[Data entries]

---

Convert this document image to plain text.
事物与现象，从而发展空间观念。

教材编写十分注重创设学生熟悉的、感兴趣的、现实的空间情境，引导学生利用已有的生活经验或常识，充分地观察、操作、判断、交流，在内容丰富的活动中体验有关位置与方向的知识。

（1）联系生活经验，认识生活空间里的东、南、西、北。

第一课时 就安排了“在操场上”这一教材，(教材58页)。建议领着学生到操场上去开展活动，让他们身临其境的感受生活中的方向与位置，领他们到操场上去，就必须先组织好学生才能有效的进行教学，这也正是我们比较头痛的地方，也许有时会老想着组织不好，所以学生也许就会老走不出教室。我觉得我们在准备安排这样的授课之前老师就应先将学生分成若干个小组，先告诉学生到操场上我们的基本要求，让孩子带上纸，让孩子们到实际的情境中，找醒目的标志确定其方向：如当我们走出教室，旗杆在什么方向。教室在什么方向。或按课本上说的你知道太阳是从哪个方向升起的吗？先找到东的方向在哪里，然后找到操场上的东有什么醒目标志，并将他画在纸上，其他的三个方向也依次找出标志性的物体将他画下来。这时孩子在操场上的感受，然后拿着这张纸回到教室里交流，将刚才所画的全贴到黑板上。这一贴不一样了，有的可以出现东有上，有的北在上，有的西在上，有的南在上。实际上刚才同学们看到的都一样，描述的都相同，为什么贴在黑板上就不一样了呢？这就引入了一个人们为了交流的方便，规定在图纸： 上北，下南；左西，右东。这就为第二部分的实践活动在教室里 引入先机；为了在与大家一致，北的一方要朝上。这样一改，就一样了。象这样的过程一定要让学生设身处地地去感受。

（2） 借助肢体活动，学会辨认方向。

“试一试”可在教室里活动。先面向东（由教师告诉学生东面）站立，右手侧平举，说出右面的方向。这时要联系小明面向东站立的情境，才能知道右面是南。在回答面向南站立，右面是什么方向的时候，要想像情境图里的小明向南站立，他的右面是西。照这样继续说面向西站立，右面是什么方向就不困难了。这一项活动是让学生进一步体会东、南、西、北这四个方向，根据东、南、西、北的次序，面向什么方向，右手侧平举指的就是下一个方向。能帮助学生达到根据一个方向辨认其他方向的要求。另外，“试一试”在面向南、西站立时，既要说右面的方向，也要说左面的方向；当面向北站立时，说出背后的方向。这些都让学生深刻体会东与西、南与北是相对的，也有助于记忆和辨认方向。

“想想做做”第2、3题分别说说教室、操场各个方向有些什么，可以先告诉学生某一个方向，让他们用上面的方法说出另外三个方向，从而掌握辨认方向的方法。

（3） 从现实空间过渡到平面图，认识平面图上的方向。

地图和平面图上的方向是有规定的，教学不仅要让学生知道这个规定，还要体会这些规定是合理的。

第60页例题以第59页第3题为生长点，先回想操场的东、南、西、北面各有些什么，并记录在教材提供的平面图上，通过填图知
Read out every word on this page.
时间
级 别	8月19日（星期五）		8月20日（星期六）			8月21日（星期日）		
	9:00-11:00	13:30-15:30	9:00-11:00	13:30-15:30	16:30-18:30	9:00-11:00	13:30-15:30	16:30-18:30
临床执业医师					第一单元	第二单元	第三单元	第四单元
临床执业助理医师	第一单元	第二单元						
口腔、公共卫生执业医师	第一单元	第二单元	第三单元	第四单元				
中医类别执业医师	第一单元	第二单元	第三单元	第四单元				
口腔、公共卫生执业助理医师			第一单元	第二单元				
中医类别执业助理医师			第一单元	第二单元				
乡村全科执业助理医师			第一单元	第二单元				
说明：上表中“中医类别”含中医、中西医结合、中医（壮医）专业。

---

- [PROMPT] In the entries above, identify every line with the string "第三单元".

- [IN RESPONSE]
临床执业医师					第一单元	第二单元	第三单元	第四单元
口腔、公共卫生执业医师	第一单元	第二单元	第三单元	第四单元				
中医类别执业医师	第一单元	第二单元	第三单元	第四单元				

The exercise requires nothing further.